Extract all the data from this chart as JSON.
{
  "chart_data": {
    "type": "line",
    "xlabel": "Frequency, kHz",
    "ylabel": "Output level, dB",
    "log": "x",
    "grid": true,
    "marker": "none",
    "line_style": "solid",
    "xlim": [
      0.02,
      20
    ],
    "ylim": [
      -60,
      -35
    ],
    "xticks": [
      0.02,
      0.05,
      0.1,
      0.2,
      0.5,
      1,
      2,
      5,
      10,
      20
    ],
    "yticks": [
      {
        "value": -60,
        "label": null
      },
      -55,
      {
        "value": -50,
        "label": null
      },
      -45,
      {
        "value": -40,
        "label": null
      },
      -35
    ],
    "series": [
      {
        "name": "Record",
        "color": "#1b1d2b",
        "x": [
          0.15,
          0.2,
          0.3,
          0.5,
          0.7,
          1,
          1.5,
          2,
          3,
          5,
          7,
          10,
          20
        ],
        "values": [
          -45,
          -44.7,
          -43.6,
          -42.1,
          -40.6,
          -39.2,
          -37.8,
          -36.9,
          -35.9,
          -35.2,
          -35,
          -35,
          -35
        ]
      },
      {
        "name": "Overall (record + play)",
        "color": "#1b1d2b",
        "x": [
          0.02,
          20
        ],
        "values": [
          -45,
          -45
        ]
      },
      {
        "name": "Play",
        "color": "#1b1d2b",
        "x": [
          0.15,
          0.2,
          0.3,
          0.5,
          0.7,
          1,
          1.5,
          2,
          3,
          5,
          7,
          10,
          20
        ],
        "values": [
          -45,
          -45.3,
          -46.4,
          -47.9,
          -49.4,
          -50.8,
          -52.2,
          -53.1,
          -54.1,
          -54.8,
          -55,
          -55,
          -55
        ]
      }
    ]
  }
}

§

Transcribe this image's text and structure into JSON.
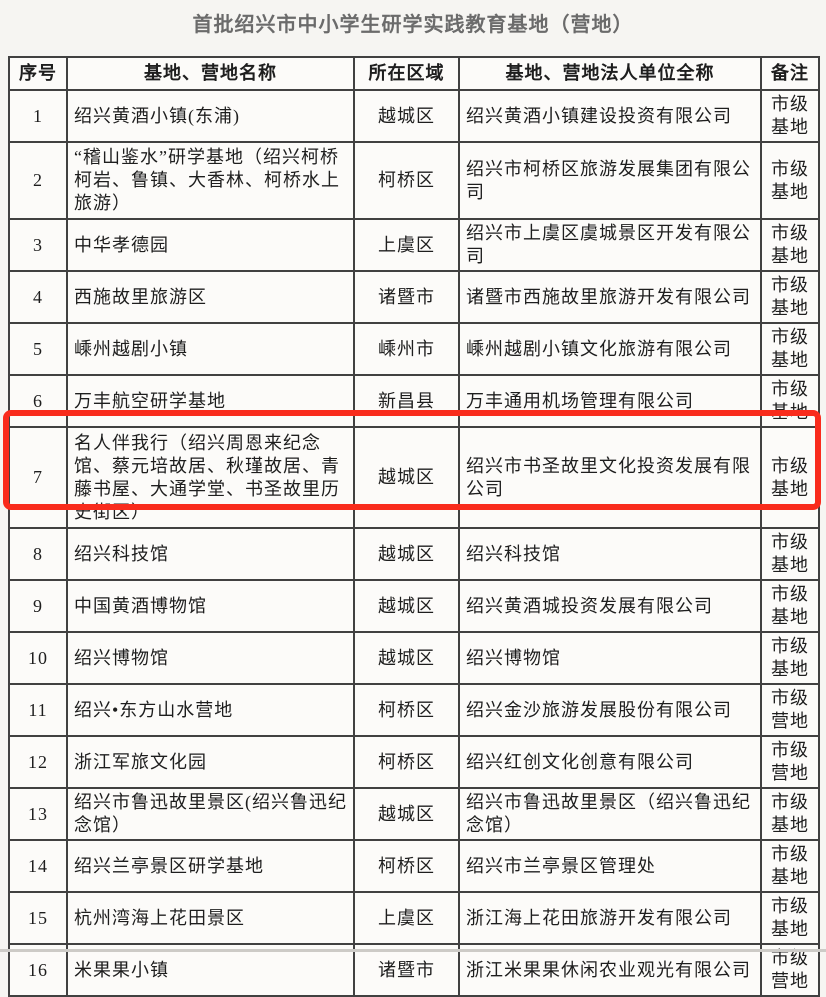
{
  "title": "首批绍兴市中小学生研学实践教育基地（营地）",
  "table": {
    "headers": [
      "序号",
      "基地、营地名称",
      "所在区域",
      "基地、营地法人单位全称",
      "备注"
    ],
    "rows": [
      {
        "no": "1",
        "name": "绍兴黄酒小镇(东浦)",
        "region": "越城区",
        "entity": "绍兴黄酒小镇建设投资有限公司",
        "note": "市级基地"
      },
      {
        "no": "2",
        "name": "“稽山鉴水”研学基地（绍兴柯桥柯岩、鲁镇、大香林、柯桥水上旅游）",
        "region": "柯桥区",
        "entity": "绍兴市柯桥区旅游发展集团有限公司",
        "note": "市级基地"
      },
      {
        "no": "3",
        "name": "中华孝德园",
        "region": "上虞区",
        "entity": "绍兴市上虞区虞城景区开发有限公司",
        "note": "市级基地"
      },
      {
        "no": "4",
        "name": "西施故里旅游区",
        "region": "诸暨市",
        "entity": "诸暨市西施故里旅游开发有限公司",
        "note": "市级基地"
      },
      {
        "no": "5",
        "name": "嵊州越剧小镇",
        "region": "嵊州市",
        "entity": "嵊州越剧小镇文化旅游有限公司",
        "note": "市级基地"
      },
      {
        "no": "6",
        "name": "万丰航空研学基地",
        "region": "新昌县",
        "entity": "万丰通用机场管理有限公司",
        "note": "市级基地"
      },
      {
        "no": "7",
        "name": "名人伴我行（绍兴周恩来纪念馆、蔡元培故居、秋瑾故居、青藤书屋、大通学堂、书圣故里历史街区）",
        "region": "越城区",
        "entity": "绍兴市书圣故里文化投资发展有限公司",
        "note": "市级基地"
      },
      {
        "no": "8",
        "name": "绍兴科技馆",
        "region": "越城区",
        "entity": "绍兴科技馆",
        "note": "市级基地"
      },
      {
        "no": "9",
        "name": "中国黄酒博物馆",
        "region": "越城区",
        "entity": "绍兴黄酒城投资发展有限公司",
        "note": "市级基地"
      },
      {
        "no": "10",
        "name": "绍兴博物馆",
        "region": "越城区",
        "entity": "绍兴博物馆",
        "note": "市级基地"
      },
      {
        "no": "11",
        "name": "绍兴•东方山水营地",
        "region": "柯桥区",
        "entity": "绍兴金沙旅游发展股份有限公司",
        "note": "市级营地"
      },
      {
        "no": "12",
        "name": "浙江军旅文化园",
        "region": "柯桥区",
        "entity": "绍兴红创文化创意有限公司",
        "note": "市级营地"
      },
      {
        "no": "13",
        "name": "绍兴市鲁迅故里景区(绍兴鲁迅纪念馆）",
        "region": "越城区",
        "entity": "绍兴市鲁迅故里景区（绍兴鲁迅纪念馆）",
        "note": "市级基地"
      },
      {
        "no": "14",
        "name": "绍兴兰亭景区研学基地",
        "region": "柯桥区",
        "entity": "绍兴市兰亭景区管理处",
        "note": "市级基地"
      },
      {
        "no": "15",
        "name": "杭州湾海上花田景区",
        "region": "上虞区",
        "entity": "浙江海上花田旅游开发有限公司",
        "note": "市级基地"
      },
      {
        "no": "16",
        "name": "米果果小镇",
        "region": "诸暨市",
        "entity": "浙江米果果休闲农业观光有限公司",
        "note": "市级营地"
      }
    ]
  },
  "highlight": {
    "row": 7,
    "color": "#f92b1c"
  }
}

§

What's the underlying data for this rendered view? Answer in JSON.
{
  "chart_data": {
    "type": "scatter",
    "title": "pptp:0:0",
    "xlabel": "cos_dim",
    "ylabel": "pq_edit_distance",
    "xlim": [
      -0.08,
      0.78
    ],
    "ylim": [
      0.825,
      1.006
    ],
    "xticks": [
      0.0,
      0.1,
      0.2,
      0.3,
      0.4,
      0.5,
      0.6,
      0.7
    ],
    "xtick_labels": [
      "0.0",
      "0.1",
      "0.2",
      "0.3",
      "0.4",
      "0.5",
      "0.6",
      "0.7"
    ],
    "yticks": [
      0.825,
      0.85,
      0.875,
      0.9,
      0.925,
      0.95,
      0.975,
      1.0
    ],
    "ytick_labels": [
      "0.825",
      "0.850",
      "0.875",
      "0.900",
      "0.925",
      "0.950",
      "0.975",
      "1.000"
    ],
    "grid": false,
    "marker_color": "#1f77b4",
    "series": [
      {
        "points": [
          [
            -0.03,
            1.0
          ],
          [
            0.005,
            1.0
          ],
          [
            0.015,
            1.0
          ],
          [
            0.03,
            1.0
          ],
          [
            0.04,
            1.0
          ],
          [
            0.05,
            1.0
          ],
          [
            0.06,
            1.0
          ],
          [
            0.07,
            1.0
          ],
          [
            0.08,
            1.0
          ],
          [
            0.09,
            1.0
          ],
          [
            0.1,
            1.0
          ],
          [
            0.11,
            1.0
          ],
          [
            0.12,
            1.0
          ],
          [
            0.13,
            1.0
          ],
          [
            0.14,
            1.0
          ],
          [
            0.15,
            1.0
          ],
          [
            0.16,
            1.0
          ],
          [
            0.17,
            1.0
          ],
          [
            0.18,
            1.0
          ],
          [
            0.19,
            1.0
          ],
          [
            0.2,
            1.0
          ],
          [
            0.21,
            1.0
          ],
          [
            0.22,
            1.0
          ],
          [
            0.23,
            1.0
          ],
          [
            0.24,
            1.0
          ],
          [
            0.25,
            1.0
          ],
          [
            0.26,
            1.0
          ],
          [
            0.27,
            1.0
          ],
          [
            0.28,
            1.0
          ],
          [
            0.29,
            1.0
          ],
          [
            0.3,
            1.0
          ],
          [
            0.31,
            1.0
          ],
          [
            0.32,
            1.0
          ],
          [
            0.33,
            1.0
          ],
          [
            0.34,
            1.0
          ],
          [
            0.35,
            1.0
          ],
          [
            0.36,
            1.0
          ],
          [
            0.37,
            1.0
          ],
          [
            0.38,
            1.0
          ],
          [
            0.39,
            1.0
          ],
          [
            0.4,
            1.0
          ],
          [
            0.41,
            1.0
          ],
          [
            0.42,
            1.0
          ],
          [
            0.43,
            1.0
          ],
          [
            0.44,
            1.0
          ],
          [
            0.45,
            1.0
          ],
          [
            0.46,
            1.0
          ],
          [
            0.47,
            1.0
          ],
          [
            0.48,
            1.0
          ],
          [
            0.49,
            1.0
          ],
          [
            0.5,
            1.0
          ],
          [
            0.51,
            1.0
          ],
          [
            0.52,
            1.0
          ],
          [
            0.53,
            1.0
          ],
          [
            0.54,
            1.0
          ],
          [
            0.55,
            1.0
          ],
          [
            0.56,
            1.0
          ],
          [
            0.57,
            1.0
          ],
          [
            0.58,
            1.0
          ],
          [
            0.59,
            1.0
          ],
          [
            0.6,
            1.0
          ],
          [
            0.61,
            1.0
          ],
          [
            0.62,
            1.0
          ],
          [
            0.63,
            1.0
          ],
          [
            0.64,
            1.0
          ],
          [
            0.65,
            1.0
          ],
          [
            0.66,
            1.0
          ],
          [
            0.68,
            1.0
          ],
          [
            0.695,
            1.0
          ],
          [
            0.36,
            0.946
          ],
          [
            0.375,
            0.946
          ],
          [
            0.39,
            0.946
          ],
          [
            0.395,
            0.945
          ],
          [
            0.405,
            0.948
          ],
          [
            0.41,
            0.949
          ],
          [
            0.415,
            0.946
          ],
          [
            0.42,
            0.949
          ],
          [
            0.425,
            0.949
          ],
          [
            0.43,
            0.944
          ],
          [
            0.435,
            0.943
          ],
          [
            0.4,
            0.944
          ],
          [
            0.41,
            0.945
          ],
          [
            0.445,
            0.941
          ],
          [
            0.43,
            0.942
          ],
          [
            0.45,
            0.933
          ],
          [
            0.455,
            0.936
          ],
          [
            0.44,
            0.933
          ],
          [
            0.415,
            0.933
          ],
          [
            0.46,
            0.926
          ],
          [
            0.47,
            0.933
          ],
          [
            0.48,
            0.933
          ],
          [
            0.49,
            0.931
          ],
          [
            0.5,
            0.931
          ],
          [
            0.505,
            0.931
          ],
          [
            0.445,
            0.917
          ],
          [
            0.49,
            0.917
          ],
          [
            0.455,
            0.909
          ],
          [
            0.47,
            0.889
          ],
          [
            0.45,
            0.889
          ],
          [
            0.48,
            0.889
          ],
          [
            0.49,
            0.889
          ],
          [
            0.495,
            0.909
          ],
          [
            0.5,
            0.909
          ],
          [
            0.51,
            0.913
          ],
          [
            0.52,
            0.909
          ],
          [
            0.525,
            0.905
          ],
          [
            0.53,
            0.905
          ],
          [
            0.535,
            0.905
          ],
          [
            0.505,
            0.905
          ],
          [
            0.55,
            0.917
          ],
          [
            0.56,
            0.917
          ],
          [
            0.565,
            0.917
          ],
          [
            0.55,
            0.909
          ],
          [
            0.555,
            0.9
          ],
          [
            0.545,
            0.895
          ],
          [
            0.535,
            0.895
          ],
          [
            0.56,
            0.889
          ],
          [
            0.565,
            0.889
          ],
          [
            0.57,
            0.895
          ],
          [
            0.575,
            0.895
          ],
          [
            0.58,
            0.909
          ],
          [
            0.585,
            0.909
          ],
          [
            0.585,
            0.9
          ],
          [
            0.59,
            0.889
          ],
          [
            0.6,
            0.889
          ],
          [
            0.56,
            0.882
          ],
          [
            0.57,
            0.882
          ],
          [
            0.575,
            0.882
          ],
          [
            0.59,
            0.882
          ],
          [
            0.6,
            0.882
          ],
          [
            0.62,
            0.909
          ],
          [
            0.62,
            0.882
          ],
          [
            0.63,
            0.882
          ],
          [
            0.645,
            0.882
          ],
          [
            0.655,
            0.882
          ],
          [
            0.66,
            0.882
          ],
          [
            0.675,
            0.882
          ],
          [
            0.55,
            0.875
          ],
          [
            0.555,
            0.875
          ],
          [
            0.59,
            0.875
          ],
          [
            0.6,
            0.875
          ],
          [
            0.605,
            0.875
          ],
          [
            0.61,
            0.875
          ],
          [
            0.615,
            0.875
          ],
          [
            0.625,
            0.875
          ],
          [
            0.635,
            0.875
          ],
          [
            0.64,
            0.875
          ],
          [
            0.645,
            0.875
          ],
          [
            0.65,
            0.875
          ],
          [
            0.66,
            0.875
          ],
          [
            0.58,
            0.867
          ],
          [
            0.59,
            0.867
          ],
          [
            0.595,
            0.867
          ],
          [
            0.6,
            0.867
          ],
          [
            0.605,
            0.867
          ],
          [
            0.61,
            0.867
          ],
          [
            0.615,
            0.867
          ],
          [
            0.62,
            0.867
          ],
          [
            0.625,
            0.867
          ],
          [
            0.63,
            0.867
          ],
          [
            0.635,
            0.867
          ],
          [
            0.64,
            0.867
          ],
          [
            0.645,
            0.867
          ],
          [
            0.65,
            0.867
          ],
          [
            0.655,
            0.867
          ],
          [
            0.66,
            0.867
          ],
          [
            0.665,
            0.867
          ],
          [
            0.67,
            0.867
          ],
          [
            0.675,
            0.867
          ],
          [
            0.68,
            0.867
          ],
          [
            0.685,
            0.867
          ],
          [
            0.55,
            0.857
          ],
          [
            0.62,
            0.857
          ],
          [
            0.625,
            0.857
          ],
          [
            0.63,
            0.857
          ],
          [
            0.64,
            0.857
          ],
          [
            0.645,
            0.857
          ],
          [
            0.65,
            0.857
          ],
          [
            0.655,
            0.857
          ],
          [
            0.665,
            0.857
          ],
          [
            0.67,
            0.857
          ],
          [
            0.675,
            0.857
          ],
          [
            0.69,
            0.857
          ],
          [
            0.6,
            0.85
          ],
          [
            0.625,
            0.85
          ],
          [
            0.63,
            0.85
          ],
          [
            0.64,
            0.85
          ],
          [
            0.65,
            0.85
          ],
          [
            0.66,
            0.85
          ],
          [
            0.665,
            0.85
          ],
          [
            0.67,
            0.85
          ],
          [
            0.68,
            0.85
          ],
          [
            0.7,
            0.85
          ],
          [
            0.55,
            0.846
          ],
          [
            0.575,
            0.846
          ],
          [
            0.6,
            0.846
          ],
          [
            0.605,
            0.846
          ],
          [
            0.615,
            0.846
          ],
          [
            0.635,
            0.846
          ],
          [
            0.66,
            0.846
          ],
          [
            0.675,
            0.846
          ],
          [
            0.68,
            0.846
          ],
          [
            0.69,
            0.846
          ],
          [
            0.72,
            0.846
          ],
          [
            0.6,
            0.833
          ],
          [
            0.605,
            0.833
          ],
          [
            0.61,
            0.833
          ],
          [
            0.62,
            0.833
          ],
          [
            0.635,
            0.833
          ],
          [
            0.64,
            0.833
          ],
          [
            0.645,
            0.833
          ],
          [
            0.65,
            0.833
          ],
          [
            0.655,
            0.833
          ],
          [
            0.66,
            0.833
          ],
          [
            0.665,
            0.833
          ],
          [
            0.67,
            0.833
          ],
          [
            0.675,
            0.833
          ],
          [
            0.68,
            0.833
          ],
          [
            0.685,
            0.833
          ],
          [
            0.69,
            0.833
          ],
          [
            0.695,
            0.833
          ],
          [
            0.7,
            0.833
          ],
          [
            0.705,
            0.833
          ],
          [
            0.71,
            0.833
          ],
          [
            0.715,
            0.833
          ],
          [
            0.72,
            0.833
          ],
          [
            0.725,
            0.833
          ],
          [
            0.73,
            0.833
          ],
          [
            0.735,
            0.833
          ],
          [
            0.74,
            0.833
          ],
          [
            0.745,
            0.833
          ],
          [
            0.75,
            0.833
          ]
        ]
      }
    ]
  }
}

§

REQUIRED WORK -
Report the number of lines containing the string "绍兴市鲁迅故里景区" and add nothing to it.

THE ANSWER -
2